GIVEN TASK: Take the line containing "Enumerate this chart's" and every line after it to the end of the records, and copy them exactly, excluding pictures.

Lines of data
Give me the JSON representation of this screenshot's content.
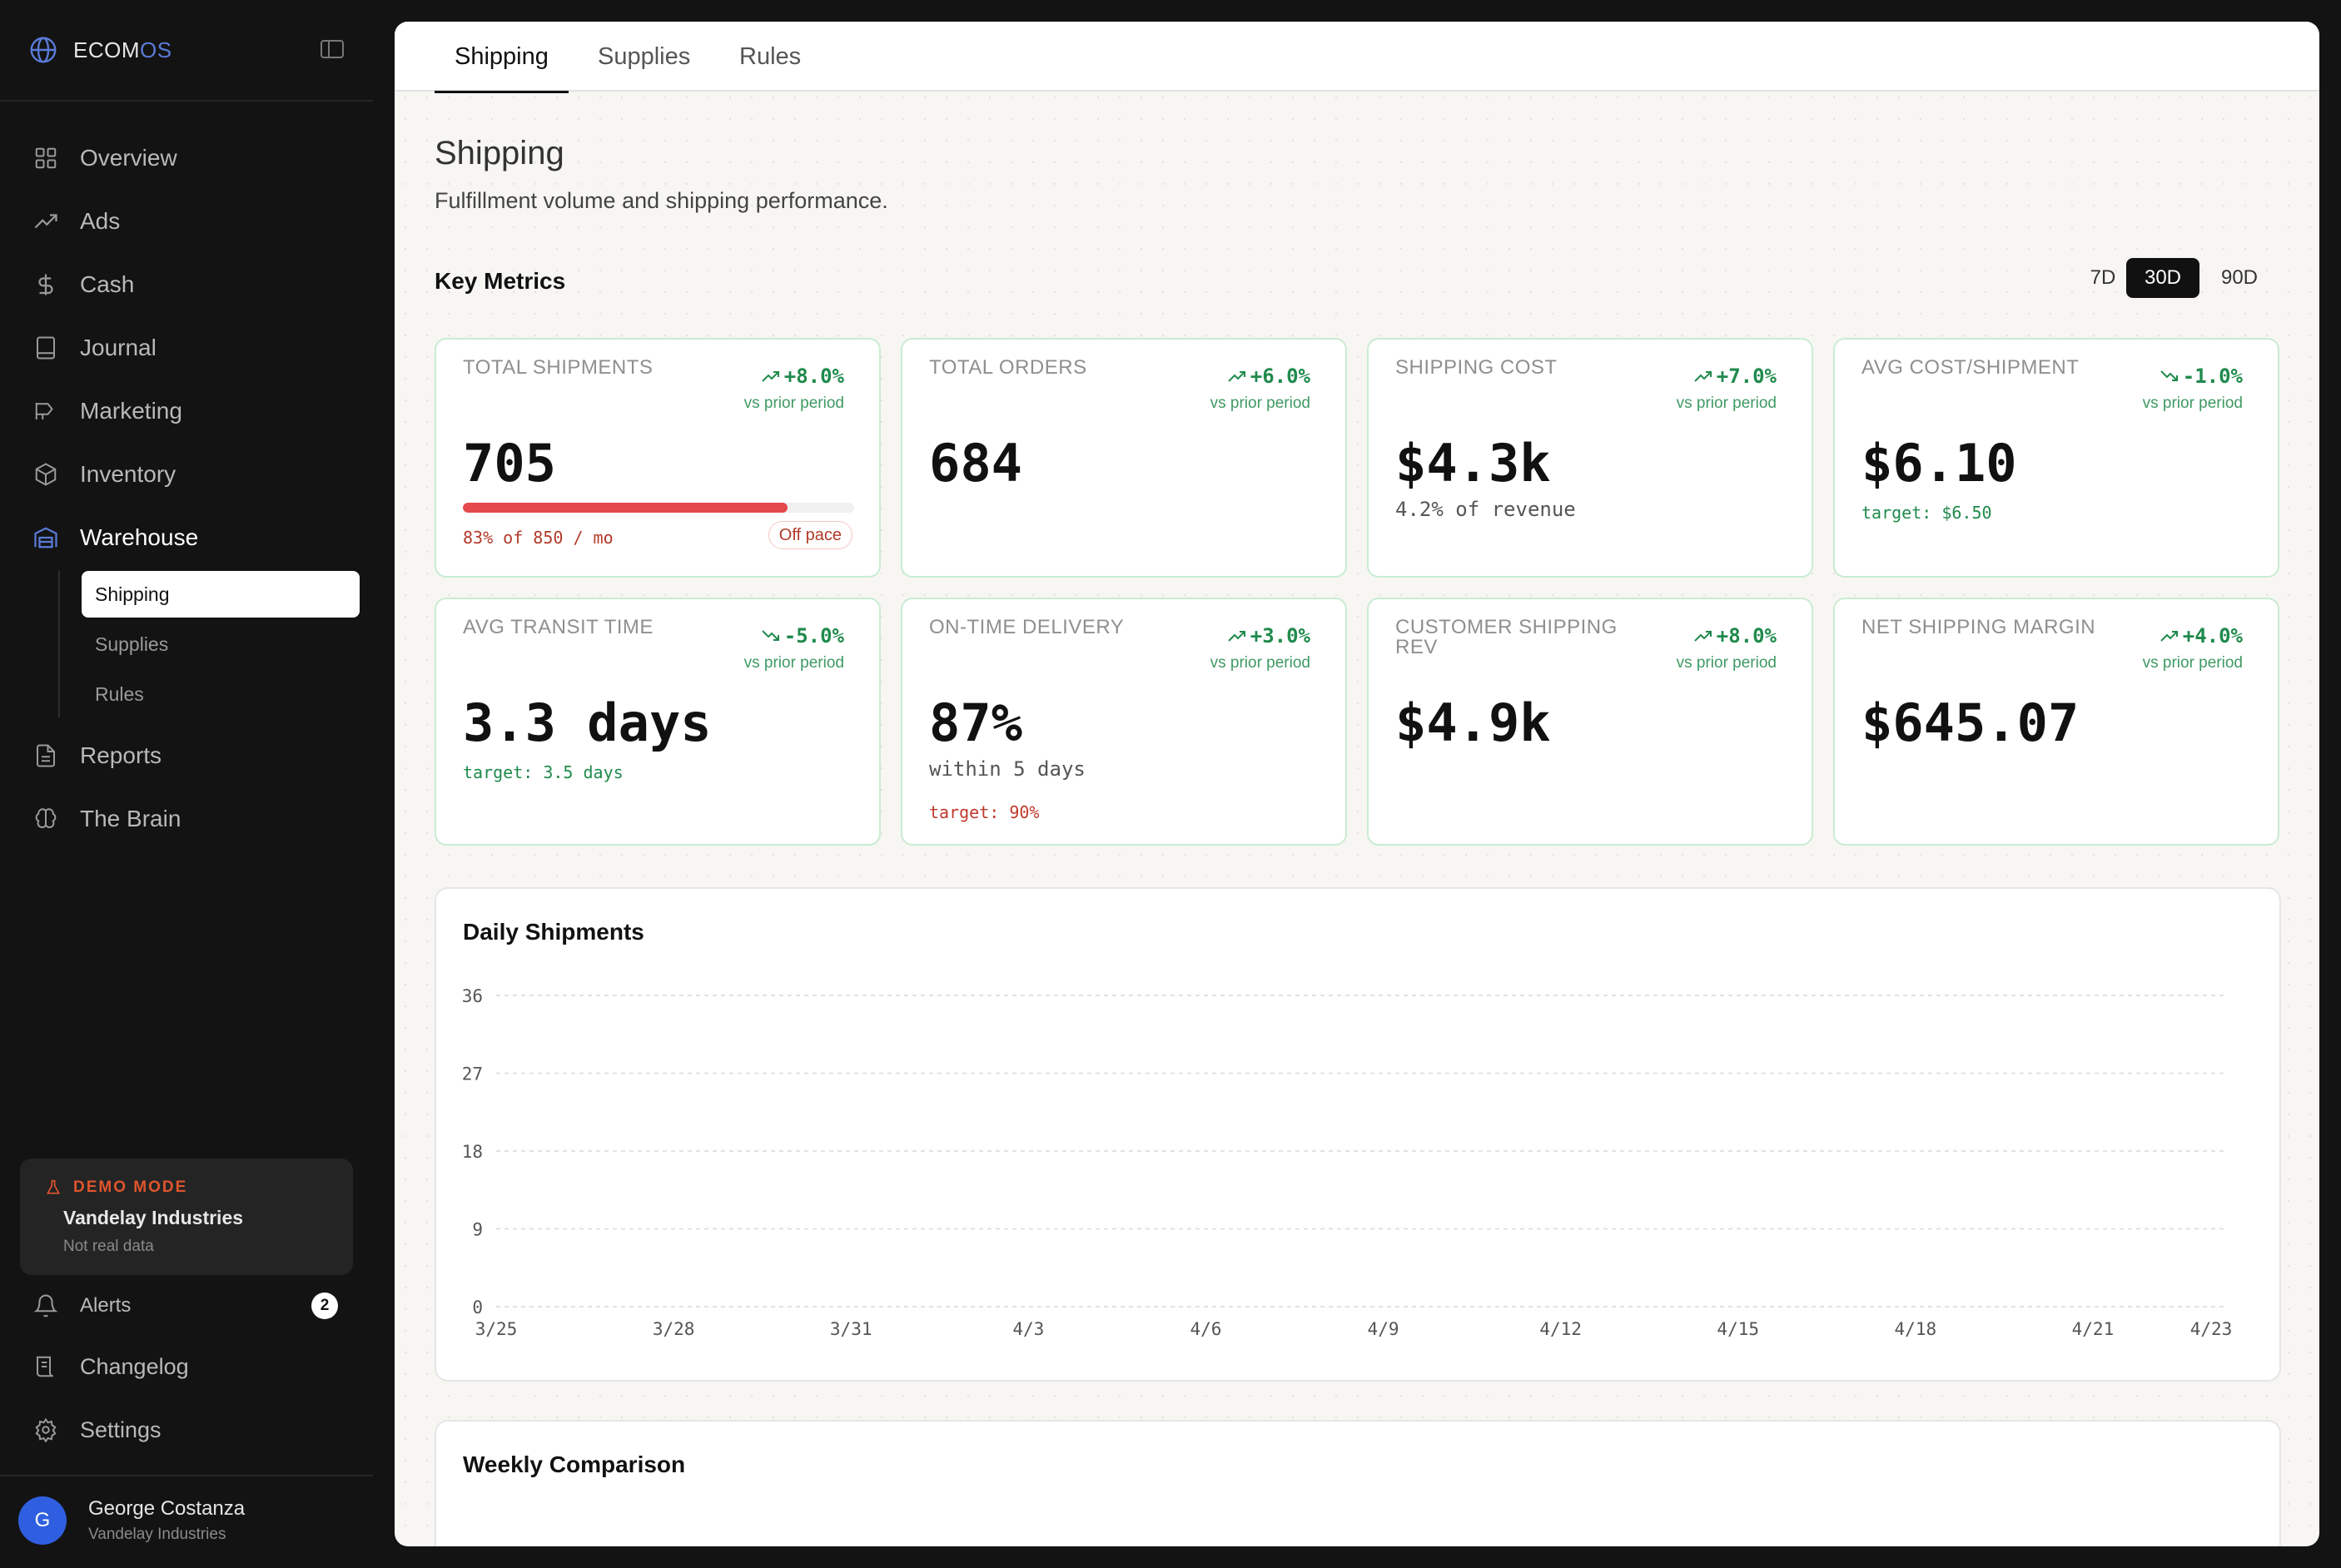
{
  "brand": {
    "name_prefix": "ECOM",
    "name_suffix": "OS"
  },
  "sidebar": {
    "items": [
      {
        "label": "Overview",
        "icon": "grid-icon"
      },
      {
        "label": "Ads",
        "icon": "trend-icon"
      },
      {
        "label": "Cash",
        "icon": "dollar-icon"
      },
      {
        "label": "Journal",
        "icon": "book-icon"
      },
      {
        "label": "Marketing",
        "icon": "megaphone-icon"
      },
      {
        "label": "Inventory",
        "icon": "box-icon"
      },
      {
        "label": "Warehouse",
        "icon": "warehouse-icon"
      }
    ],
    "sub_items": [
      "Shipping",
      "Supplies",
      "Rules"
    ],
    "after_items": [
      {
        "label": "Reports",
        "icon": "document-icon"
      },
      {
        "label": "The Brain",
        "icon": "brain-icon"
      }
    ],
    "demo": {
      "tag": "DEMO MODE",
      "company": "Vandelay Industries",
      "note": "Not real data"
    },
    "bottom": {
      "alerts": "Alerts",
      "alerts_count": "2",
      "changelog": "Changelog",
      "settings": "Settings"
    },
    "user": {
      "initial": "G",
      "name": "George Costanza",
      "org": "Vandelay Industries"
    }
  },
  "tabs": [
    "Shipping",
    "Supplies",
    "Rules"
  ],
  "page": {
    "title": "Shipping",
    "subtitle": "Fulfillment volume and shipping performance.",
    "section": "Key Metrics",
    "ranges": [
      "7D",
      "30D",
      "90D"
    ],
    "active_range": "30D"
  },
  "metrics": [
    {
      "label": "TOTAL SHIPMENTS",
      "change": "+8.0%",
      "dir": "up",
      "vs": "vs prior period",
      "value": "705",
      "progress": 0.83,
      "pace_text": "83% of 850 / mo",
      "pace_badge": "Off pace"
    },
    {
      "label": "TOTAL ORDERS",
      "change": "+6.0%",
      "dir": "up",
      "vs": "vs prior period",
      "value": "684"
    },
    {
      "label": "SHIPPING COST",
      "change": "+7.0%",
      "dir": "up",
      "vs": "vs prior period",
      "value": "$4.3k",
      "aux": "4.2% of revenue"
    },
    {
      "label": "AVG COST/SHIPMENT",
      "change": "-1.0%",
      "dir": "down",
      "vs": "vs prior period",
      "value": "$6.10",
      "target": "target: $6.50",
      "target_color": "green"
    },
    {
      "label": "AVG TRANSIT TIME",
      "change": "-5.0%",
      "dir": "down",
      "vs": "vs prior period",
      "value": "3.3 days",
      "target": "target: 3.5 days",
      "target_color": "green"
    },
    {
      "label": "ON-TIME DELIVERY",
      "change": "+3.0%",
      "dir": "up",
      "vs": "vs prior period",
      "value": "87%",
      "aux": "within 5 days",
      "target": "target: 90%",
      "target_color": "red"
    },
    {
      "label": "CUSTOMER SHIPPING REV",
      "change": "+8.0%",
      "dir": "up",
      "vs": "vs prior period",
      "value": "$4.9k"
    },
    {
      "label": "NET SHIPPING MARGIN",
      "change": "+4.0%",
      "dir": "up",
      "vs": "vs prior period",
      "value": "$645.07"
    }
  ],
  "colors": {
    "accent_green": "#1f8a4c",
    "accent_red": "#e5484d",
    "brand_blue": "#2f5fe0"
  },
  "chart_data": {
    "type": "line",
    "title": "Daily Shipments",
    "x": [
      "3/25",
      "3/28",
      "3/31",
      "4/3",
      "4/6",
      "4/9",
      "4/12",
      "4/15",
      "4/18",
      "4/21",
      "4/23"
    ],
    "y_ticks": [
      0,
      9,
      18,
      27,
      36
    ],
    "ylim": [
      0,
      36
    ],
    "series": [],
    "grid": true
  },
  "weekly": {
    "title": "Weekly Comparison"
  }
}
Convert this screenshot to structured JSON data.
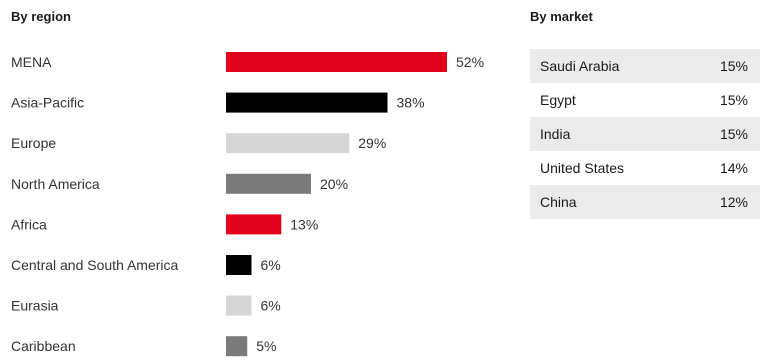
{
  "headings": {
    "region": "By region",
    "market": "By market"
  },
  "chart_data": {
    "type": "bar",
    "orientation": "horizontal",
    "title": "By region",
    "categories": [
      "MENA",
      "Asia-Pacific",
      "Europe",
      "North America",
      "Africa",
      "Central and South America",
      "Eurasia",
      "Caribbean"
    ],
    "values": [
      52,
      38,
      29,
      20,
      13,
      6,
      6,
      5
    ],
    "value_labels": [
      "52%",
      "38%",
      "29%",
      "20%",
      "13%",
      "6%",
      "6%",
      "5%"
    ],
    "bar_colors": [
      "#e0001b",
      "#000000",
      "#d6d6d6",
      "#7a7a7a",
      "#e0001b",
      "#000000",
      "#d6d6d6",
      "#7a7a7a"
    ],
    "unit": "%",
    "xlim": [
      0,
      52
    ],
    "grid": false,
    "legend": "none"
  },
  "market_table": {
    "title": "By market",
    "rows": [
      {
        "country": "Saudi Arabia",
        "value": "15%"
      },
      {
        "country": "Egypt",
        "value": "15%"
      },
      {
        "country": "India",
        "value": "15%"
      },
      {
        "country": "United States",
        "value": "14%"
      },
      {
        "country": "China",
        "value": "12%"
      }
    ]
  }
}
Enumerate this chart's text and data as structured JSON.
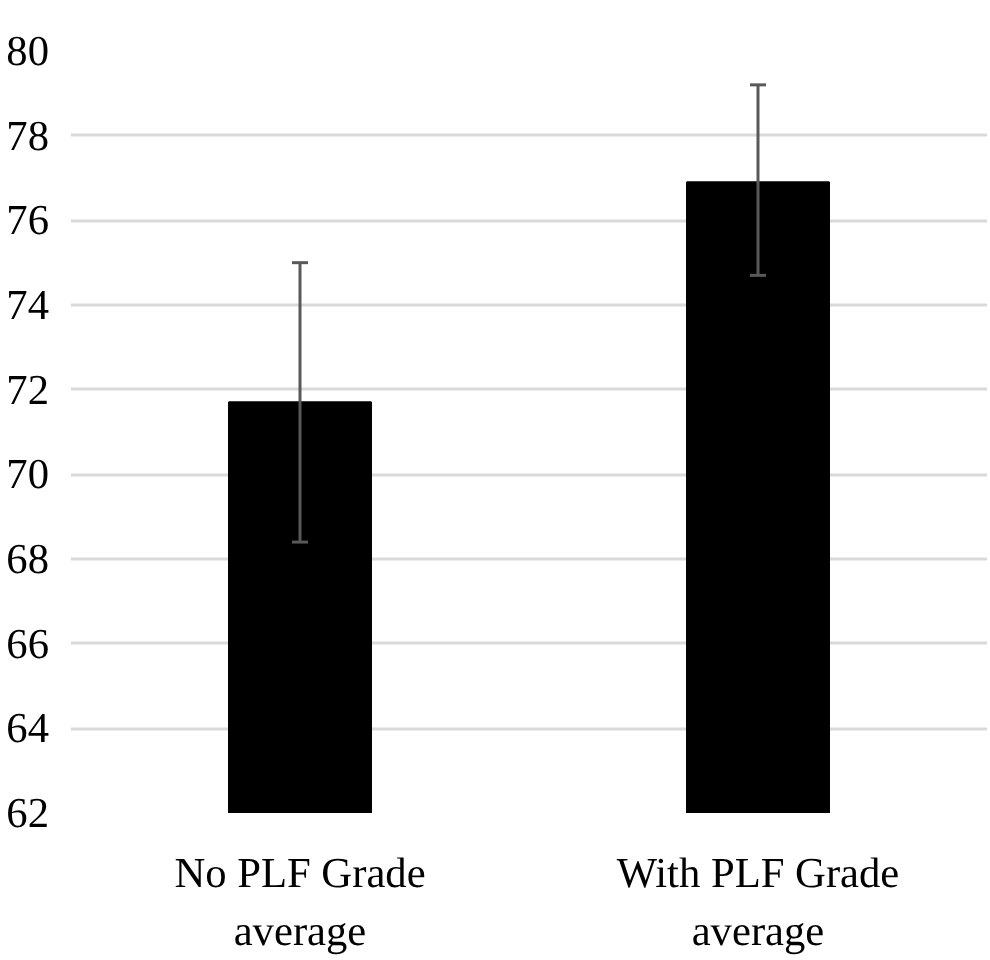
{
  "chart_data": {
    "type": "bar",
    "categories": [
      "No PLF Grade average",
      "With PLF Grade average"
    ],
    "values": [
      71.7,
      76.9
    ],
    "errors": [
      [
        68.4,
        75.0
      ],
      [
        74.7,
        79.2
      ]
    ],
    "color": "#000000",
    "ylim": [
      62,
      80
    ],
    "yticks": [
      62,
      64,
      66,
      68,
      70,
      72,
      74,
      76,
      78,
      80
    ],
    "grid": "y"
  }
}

TASK SOLUTION:
Enumerate this chart's text and data as structured JSON.
{
  "chart_data": {
    "type": "bar",
    "categories": [
      "No PLF Grade average",
      "With PLF Grade average"
    ],
    "values": [
      71.7,
      76.9
    ],
    "errors": [
      [
        68.4,
        75.0
      ],
      [
        74.7,
        79.2
      ]
    ],
    "color": "#000000",
    "ylim": [
      62,
      80
    ],
    "yticks": [
      62,
      64,
      66,
      68,
      70,
      72,
      74,
      76,
      78,
      80
    ],
    "grid": "y"
  }
}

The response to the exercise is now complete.